[Figure contents as structured data]
<<<<

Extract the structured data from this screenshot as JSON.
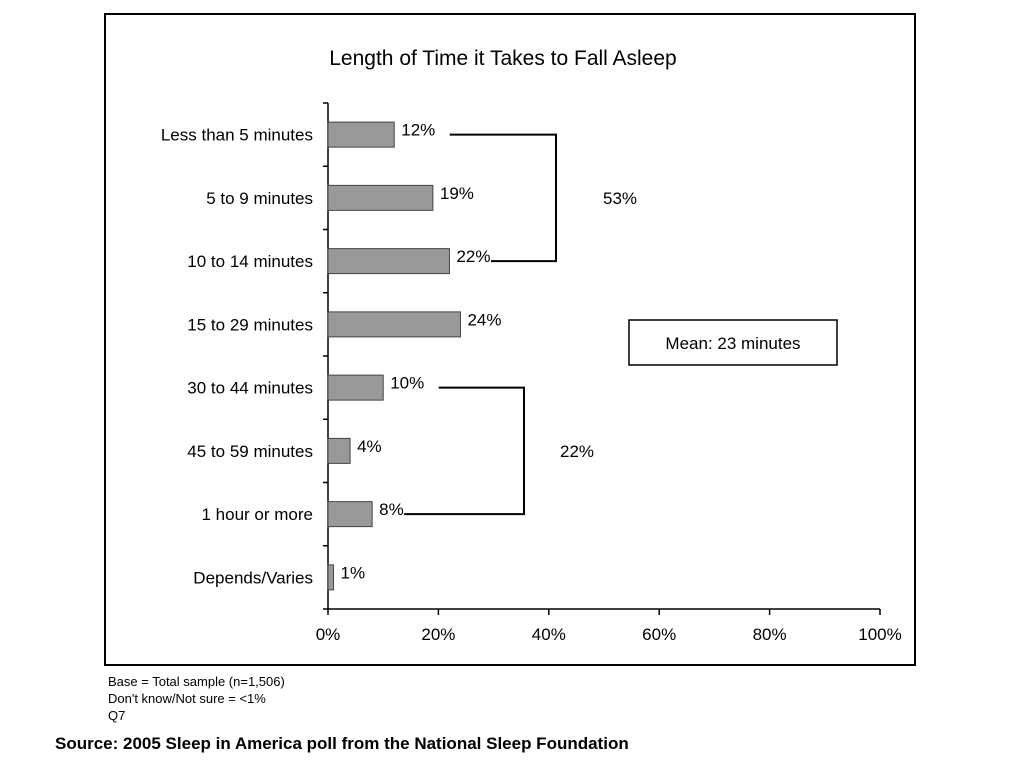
{
  "chart_data": {
    "type": "bar",
    "orientation": "horizontal",
    "title": "Length of Time it Takes to Fall Asleep",
    "categories": [
      "Less than 5 minutes",
      "5 to 9 minutes",
      "10 to 14 minutes",
      "15 to 29 minutes",
      "30 to 44 minutes",
      "45 to 59 minutes",
      "1 hour or more",
      "Depends/Varies"
    ],
    "values": [
      12,
      19,
      22,
      24,
      10,
      4,
      8,
      1
    ],
    "value_labels": [
      "12%",
      "19%",
      "22%",
      "24%",
      "10%",
      "4%",
      "8%",
      "1%"
    ],
    "xlim": [
      0,
      100
    ],
    "x_ticks": [
      0,
      20,
      40,
      60,
      80,
      100
    ],
    "x_tick_labels": [
      "0%",
      "20%",
      "40%",
      "60%",
      "80%",
      "100%"
    ],
    "grid": false,
    "bar_color": "#999999",
    "brackets": [
      {
        "from": 0,
        "to": 2,
        "label": "53%"
      },
      {
        "from": 4,
        "to": 6,
        "label": "22%"
      }
    ],
    "annotation": "Mean: 23 minutes"
  },
  "notes": {
    "base": "Base = Total sample (n=1,506)",
    "dont_know": "Don't know/Not sure = <1%",
    "question": "Q7"
  },
  "source": "Source: 2005 Sleep in America poll from the National Sleep Foundation"
}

>>>>

• _Goal_: Each line in the data that holds the string "minutes" should be found and copied.

• _Exercise output_:
      "Less than 5 minutes",
      "5 to 9 minutes",
      "10 to 14 minutes",
      "15 to 29 minutes",
      "30 to 44 minutes",
      "45 to 59 minutes",
    "annotation": "Mean: 23 minutes"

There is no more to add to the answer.